RECORDED INFORMATION
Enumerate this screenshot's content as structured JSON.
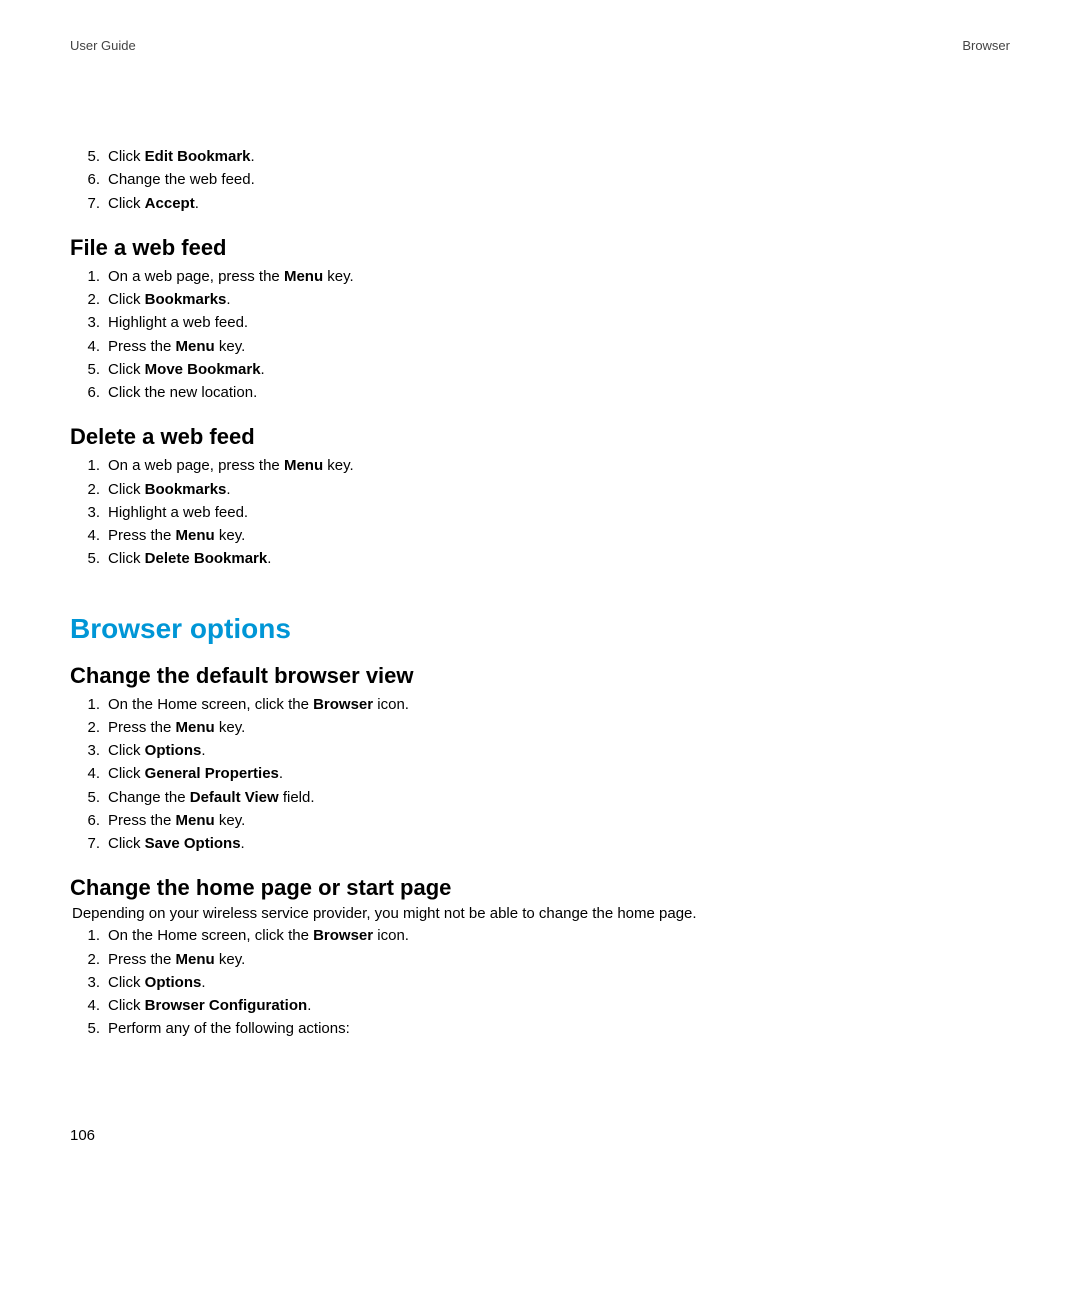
{
  "header": {
    "left": "User Guide",
    "right": "Browser"
  },
  "pageNumber": "106",
  "topSteps": {
    "start": 5,
    "items": [
      {
        "pre": "Click ",
        "bold": "Edit Bookmark",
        "post": "."
      },
      {
        "pre": "Change the web feed.",
        "bold": "",
        "post": ""
      },
      {
        "pre": "Click ",
        "bold": "Accept",
        "post": "."
      }
    ]
  },
  "sections": [
    {
      "heading": "File a web feed",
      "steps": [
        {
          "pre": "On a web page, press the ",
          "bold": "Menu",
          "post": " key."
        },
        {
          "pre": "Click ",
          "bold": "Bookmarks",
          "post": "."
        },
        {
          "pre": "Highlight a web feed.",
          "bold": "",
          "post": ""
        },
        {
          "pre": "Press the ",
          "bold": "Menu",
          "post": " key."
        },
        {
          "pre": "Click ",
          "bold": "Move Bookmark",
          "post": "."
        },
        {
          "pre": "Click the new location.",
          "bold": "",
          "post": ""
        }
      ]
    },
    {
      "heading": "Delete a web feed",
      "steps": [
        {
          "pre": "On a web page, press the ",
          "bold": "Menu",
          "post": " key."
        },
        {
          "pre": "Click ",
          "bold": "Bookmarks",
          "post": "."
        },
        {
          "pre": "Highlight a web feed.",
          "bold": "",
          "post": ""
        },
        {
          "pre": "Press the ",
          "bold": "Menu",
          "post": " key."
        },
        {
          "pre": "Click ",
          "bold": "Delete Bookmark",
          "post": "."
        }
      ]
    }
  ],
  "majorHeading": "Browser options",
  "sections2": [
    {
      "heading": "Change the default browser view",
      "steps": [
        {
          "pre": "On the Home screen, click the ",
          "bold": "Browser",
          "post": " icon."
        },
        {
          "pre": "Press the ",
          "bold": "Menu",
          "post": " key."
        },
        {
          "pre": "Click ",
          "bold": "Options",
          "post": "."
        },
        {
          "pre": "Click ",
          "bold": "General Properties",
          "post": "."
        },
        {
          "pre": "Change the ",
          "bold": "Default View",
          "post": " field."
        },
        {
          "pre": "Press the ",
          "bold": "Menu",
          "post": " key."
        },
        {
          "pre": "Click ",
          "bold": "Save Options",
          "post": "."
        }
      ]
    },
    {
      "heading": "Change the home page or start page",
      "intro": "Depending on your wireless service provider, you might not be able to change the home page.",
      "steps": [
        {
          "pre": "On the Home screen, click the ",
          "bold": "Browser",
          "post": " icon."
        },
        {
          "pre": "Press the ",
          "bold": "Menu",
          "post": " key."
        },
        {
          "pre": "Click ",
          "bold": "Options",
          "post": "."
        },
        {
          "pre": "Click ",
          "bold": "Browser Configuration",
          "post": "."
        },
        {
          "pre": "Perform any of the following actions:",
          "bold": "",
          "post": ""
        }
      ]
    }
  ]
}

CHALLENGE
Write the listing above out again exactly, dropping each image.

PROBLEM SOLUTION
Enumerate this screenshot's content as structured JSON.
{
  "header": {
    "left": "User Guide",
    "right": "Browser"
  },
  "pageNumber": "106",
  "topSteps": {
    "start": 5,
    "items": [
      {
        "pre": "Click ",
        "bold": "Edit Bookmark",
        "post": "."
      },
      {
        "pre": "Change the web feed.",
        "bold": "",
        "post": ""
      },
      {
        "pre": "Click ",
        "bold": "Accept",
        "post": "."
      }
    ]
  },
  "sections": [
    {
      "heading": "File a web feed",
      "steps": [
        {
          "pre": "On a web page, press the ",
          "bold": "Menu",
          "post": " key."
        },
        {
          "pre": "Click ",
          "bold": "Bookmarks",
          "post": "."
        },
        {
          "pre": "Highlight a web feed.",
          "bold": "",
          "post": ""
        },
        {
          "pre": "Press the ",
          "bold": "Menu",
          "post": " key."
        },
        {
          "pre": "Click ",
          "bold": "Move Bookmark",
          "post": "."
        },
        {
          "pre": "Click the new location.",
          "bold": "",
          "post": ""
        }
      ]
    },
    {
      "heading": "Delete a web feed",
      "steps": [
        {
          "pre": "On a web page, press the ",
          "bold": "Menu",
          "post": " key."
        },
        {
          "pre": "Click ",
          "bold": "Bookmarks",
          "post": "."
        },
        {
          "pre": "Highlight a web feed.",
          "bold": "",
          "post": ""
        },
        {
          "pre": "Press the ",
          "bold": "Menu",
          "post": " key."
        },
        {
          "pre": "Click ",
          "bold": "Delete Bookmark",
          "post": "."
        }
      ]
    }
  ],
  "majorHeading": "Browser options",
  "sections2": [
    {
      "heading": "Change the default browser view",
      "steps": [
        {
          "pre": "On the Home screen, click the ",
          "bold": "Browser",
          "post": " icon."
        },
        {
          "pre": "Press the ",
          "bold": "Menu",
          "post": " key."
        },
        {
          "pre": "Click ",
          "bold": "Options",
          "post": "."
        },
        {
          "pre": "Click ",
          "bold": "General Properties",
          "post": "."
        },
        {
          "pre": "Change the ",
          "bold": "Default View",
          "post": " field."
        },
        {
          "pre": "Press the ",
          "bold": "Menu",
          "post": " key."
        },
        {
          "pre": "Click ",
          "bold": "Save Options",
          "post": "."
        }
      ]
    },
    {
      "heading": "Change the home page or start page",
      "intro": "Depending on your wireless service provider, you might not be able to change the home page.",
      "steps": [
        {
          "pre": "On the Home screen, click the ",
          "bold": "Browser",
          "post": " icon."
        },
        {
          "pre": "Press the ",
          "bold": "Menu",
          "post": " key."
        },
        {
          "pre": "Click ",
          "bold": "Options",
          "post": "."
        },
        {
          "pre": "Click ",
          "bold": "Browser Configuration",
          "post": "."
        },
        {
          "pre": "Perform any of the following actions:",
          "bold": "",
          "post": ""
        }
      ]
    }
  ]
}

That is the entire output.